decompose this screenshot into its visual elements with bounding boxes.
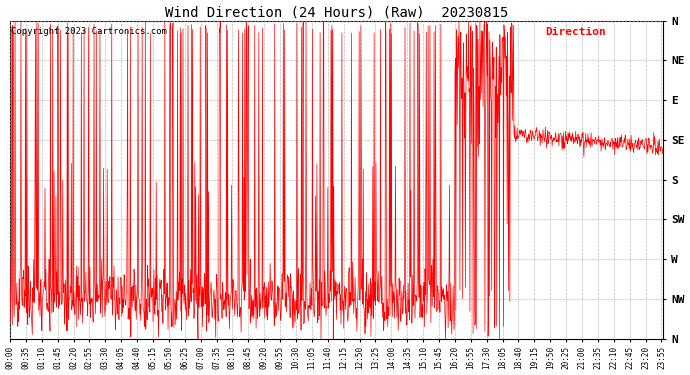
Text: Direction: Direction — [546, 27, 607, 37]
Title: Wind Direction (24 Hours) (Raw)  20230815: Wind Direction (24 Hours) (Raw) 20230815 — [165, 6, 509, 20]
Text: Copyright 2023 Cartronics.com: Copyright 2023 Cartronics.com — [11, 27, 166, 36]
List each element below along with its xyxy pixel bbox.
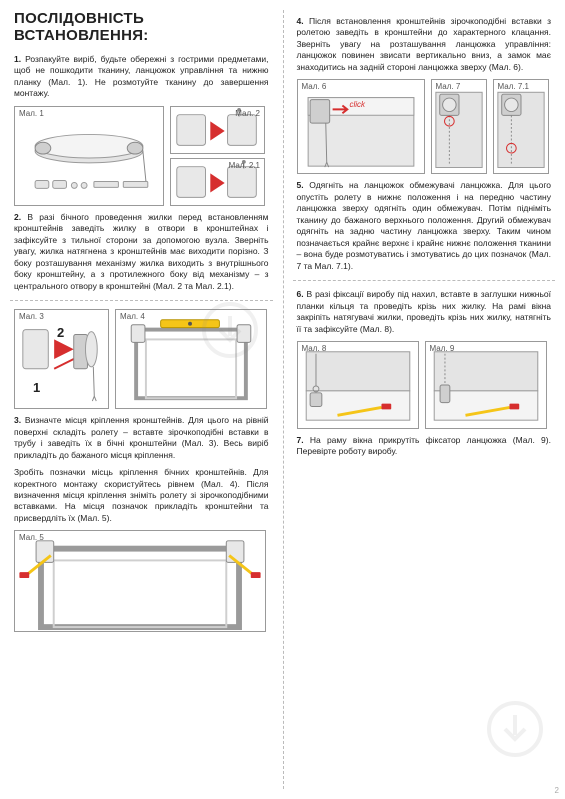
figure-row-4: Мал. 6 click Мал. 7 Мал. 7.1 xyxy=(297,79,552,174)
step-2-text: 2. В разі бічного проведення жилки перед… xyxy=(14,212,269,292)
watermark-icon xyxy=(200,300,260,360)
page-title: ПОСЛІДОВНІСТЬ ВСТАНОВЛЕННЯ: xyxy=(14,10,269,44)
figure-6-label: Мал. 6 xyxy=(302,82,327,91)
figure-2-1: Мал. 2.1 xyxy=(170,158,265,206)
figure-8: Мал. 8 xyxy=(297,341,419,429)
figure-3-number-1: 1 xyxy=(33,380,40,395)
step-6-text: 6. В разі фіксації виробу під нахил, вст… xyxy=(297,289,552,335)
figure-2-1-label: Мал. 2.1 xyxy=(229,161,260,170)
right-divider xyxy=(293,280,556,281)
figure-8-label: Мал. 8 xyxy=(302,344,327,353)
figure-7-1: Мал. 7.1 xyxy=(493,79,549,174)
figure-6-click-label: click xyxy=(350,100,366,109)
figure-row-5: Мал. 8 Мал. 9 xyxy=(297,341,552,429)
step-1-text: 1. Розпакуйте виріб, будьте обережні з г… xyxy=(14,54,269,100)
left-column: ПОСЛІДОВНІСТЬ ВСТАНОВЛЕННЯ: 1. Розпакуйт… xyxy=(0,0,283,799)
figure-3-label: Мал. 3 xyxy=(19,312,44,321)
figure-3-number-2: 2 xyxy=(57,325,64,340)
figure-9: Мал. 9 xyxy=(425,341,547,429)
watermark-icon xyxy=(485,699,545,759)
figure-5: Мал. 5 xyxy=(14,530,266,632)
figure-2: Мал. 2 xyxy=(170,106,265,154)
figure-1: Мал. 1 xyxy=(14,106,164,206)
right-column: 4. Після встановлення кронштейнів зірочк… xyxy=(283,0,565,799)
figure-7-label: Мал. 7 xyxy=(436,82,461,91)
figure-3: Мал. 3 2 1 xyxy=(14,309,109,409)
figure-4-label: Мал. 4 xyxy=(120,312,145,321)
figure-row-3: Мал. 5 xyxy=(14,530,269,632)
figure-1-label: Мал. 1 xyxy=(19,109,44,118)
step-5-text: 5. Одягніть на ланцюжок обмежувачі ланцю… xyxy=(297,180,552,272)
step-3-text-a: 3. Визначте місця кріплення кронштейнів.… xyxy=(14,415,269,461)
figure-row-1: Мал. 1 Мал. 2 xyxy=(14,106,269,206)
figure-7: Мал. 7 xyxy=(431,79,487,174)
step-7-text: 7. На раму вікна прикрутіть фіксатор лан… xyxy=(297,435,552,458)
step-3-text-b: Зробіть позначки місць кріплення бічних … xyxy=(14,467,269,524)
figure-9-label: Мал. 9 xyxy=(430,344,455,353)
page-number: 2 xyxy=(555,786,559,795)
figure-6: Мал. 6 click xyxy=(297,79,425,174)
step-4-text: 4. Після встановлення кронштейнів зірочк… xyxy=(297,16,552,73)
figure-7-1-label: Мал. 7.1 xyxy=(498,82,529,91)
figure-2-label: Мал. 2 xyxy=(235,109,260,118)
figure-5-label: Мал. 5 xyxy=(19,533,44,542)
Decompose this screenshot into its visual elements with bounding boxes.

◆ ◆ ◆ ◆

:: Required work ::
Rewrite all of the material above with every instance of "watermark-icon" changed to "logo-icon" and everything else unchanged. Omit the pictures.

:: Exercise response ::
decompose this screenshot into its visual elements with bounding boxes.
Text: Direction: Direction — [546, 27, 607, 37]
Title: Wind Direction (24 Hours) (Raw)  20230815: Wind Direction (24 Hours) (Raw) 20230815 — [165, 6, 509, 20]
Text: Copyright 2023 Cartronics.com: Copyright 2023 Cartronics.com — [11, 27, 166, 36]
List each element below along with its xyxy pixel bbox.
figure-row-4: Мал. 6 click Мал. 7 Мал. 7.1 xyxy=(297,79,552,174)
step-2-text: 2. В разі бічного проведення жилки перед… xyxy=(14,212,269,292)
logo-icon xyxy=(200,300,260,360)
page-title: ПОСЛІДОВНІСТЬ ВСТАНОВЛЕННЯ: xyxy=(14,10,269,44)
figure-6-label: Мал. 6 xyxy=(302,82,327,91)
figure-2-1: Мал. 2.1 xyxy=(170,158,265,206)
figure-8: Мал. 8 xyxy=(297,341,419,429)
figure-3-number-1: 1 xyxy=(33,380,40,395)
step-6-text: 6. В разі фіксації виробу під нахил, вст… xyxy=(297,289,552,335)
figure-2-1-label: Мал. 2.1 xyxy=(229,161,260,170)
right-divider xyxy=(293,280,556,281)
figure-8-label: Мал. 8 xyxy=(302,344,327,353)
figure-7-1: Мал. 7.1 xyxy=(493,79,549,174)
figure-6-click-label: click xyxy=(350,100,366,109)
figure-row-5: Мал. 8 Мал. 9 xyxy=(297,341,552,429)
step-1-text: 1. Розпакуйте виріб, будьте обережні з г… xyxy=(14,54,269,100)
left-column: ПОСЛІДОВНІСТЬ ВСТАНОВЛЕННЯ: 1. Розпакуйт… xyxy=(0,0,283,799)
figure-3-label: Мал. 3 xyxy=(19,312,44,321)
figure-3-number-2: 2 xyxy=(57,325,64,340)
figure-9: Мал. 9 xyxy=(425,341,547,429)
logo-icon xyxy=(485,699,545,759)
figure-5: Мал. 5 xyxy=(14,530,266,632)
figure-2: Мал. 2 xyxy=(170,106,265,154)
figure-1: Мал. 1 xyxy=(14,106,164,206)
right-column: 4. Після встановлення кронштейнів зірочк… xyxy=(283,0,565,799)
figure-7-label: Мал. 7 xyxy=(436,82,461,91)
figure-3: Мал. 3 2 1 xyxy=(14,309,109,409)
figure-4-label: Мал. 4 xyxy=(120,312,145,321)
figure-row-3: Мал. 5 xyxy=(14,530,269,632)
figure-1-label: Мал. 1 xyxy=(19,109,44,118)
step-5-text: 5. Одягніть на ланцюжок обмежувачі ланцю… xyxy=(297,180,552,272)
step-3-text-a: 3. Визначте місця кріплення кронштейнів.… xyxy=(14,415,269,461)
figure-row-1: Мал. 1 Мал. 2 xyxy=(14,106,269,206)
figure-7: Мал. 7 xyxy=(431,79,487,174)
step-7-text: 7. На раму вікна прикрутіть фіксатор лан… xyxy=(297,435,552,458)
step-3-text-b: Зробіть позначки місць кріплення бічних … xyxy=(14,467,269,524)
figure-9-label: Мал. 9 xyxy=(430,344,455,353)
page-number: 2 xyxy=(555,786,559,795)
figure-6: Мал. 6 click xyxy=(297,79,425,174)
step-4-text: 4. Після встановлення кронштейнів зірочк… xyxy=(297,16,552,73)
figure-7-1-label: Мал. 7.1 xyxy=(498,82,529,91)
figure-2-label: Мал. 2 xyxy=(235,109,260,118)
figure-5-label: Мал. 5 xyxy=(19,533,44,542)
Decompose this screenshot into its visual elements with bounding boxes.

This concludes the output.